Give the entries again exactly, every one of them.

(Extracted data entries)

Begin

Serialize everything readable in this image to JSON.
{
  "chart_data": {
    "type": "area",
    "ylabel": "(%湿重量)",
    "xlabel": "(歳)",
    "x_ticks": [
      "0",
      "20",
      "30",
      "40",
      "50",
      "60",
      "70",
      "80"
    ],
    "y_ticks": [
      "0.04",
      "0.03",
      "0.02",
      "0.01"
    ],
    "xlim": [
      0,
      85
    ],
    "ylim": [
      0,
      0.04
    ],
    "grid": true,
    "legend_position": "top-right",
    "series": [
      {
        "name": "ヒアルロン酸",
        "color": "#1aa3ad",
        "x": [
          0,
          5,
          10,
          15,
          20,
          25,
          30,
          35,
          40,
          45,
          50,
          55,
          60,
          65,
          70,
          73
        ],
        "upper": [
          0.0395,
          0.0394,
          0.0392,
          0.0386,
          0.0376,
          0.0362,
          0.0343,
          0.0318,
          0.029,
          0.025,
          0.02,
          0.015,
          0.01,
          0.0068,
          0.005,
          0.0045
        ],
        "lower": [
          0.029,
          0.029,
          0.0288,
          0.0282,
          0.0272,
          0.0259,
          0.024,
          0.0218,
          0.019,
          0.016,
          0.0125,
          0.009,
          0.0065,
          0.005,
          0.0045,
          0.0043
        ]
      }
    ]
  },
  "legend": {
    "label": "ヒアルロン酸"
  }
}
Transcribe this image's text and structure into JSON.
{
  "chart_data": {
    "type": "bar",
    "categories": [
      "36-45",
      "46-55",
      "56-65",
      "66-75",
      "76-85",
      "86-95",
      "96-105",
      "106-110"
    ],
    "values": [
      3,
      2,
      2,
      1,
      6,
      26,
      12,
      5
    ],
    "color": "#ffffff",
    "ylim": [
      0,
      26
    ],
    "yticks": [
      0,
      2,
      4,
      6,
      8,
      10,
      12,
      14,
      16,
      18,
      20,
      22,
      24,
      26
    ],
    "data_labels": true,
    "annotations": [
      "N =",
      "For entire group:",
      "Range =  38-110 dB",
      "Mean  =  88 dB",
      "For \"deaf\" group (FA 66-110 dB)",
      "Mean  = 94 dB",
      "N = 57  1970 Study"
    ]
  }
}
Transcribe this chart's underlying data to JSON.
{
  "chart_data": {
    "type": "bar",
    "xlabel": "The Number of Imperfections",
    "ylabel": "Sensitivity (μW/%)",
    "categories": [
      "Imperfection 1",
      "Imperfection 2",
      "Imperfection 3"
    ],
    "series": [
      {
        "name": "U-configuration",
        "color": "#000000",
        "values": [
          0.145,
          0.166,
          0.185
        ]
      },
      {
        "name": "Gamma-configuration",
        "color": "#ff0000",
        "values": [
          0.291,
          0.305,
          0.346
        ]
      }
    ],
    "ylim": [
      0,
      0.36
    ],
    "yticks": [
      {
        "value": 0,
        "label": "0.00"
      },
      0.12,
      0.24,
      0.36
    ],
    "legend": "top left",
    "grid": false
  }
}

End

## RESPONSE BELOW
Serialize everything readable in this image to JSON.
{
  "chart_data": {
    "type": "area",
    "ylabel": "(%湿重量)",
    "xlabel": "(歳)",
    "x_ticks": [
      "0",
      "20",
      "30",
      "40",
      "50",
      "60",
      "70",
      "80"
    ],
    "y_ticks": [
      "0.04",
      "0.03",
      "0.02",
      "0.01"
    ],
    "xlim": [
      0,
      85
    ],
    "ylim": [
      0,
      0.04
    ],
    "grid": true,
    "legend_position": "top-right",
    "series": [
      {
        "name": "ヒアルロン酸",
        "color": "#1aa3ad",
        "x": [
          0,
          5,
          10,
          15,
          20,
          25,
          30,
          35,
          40,
          45,
          50,
          55,
          60,
          65,
          70,
          73
        ],
        "upper": [
          0.0395,
          0.0394,
          0.0392,
          0.0386,
          0.0376,
          0.0362,
          0.0343,
          0.0318,
          0.029,
          0.025,
          0.02,
          0.015,
          0.01,
          0.0068,
          0.005,
          0.0045
        ],
        "lower": [
          0.029,
          0.029,
          0.0288,
          0.0282,
          0.0272,
          0.0259,
          0.024,
          0.0218,
          0.019,
          0.016,
          0.0125,
          0.009,
          0.0065,
          0.005,
          0.0045,
          0.0043
        ]
      }
    ]
  },
  "legend": {
    "label": "ヒアルロン酸"
  }
}
Transcribe this image's text and structure into JSON.
{
  "chart_data": {
    "type": "bar",
    "categories": [
      "36-45",
      "46-55",
      "56-65",
      "66-75",
      "76-85",
      "86-95",
      "96-105",
      "106-110"
    ],
    "values": [
      3,
      2,
      2,
      1,
      6,
      26,
      12,
      5
    ],
    "color": "#ffffff",
    "ylim": [
      0,
      26
    ],
    "yticks": [
      0,
      2,
      4,
      6,
      8,
      10,
      12,
      14,
      16,
      18,
      20,
      22,
      24,
      26
    ],
    "data_labels": true,
    "annotations": [
      "N =",
      "For entire group:",
      "Range =  38-110 dB",
      "Mean  =  88 dB",
      "For \"deaf\" group (FA 66-110 dB)",
      "Mean  = 94 dB",
      "N = 57  1970 Study"
    ]
  }
}
Transcribe this chart's underlying data to JSON.
{
  "chart_data": {
    "type": "bar",
    "xlabel": "The Number of Imperfections",
    "ylabel": "Sensitivity (μW/%)",
    "categories": [
      "Imperfection 1",
      "Imperfection 2",
      "Imperfection 3"
    ],
    "series": [
      {
        "name": "U-configuration",
        "color": "#000000",
        "values": [
          0.145,
          0.166,
          0.185
        ]
      },
      {
        "name": "Gamma-configuration",
        "color": "#ff0000",
        "values": [
          0.291,
          0.305,
          0.346
        ]
      }
    ],
    "ylim": [
      0,
      0.36
    ],
    "yticks": [
      {
        "value": 0,
        "label": "0.00"
      },
      0.12,
      0.24,
      0.36
    ],
    "legend": "top left",
    "grid": false
  }
}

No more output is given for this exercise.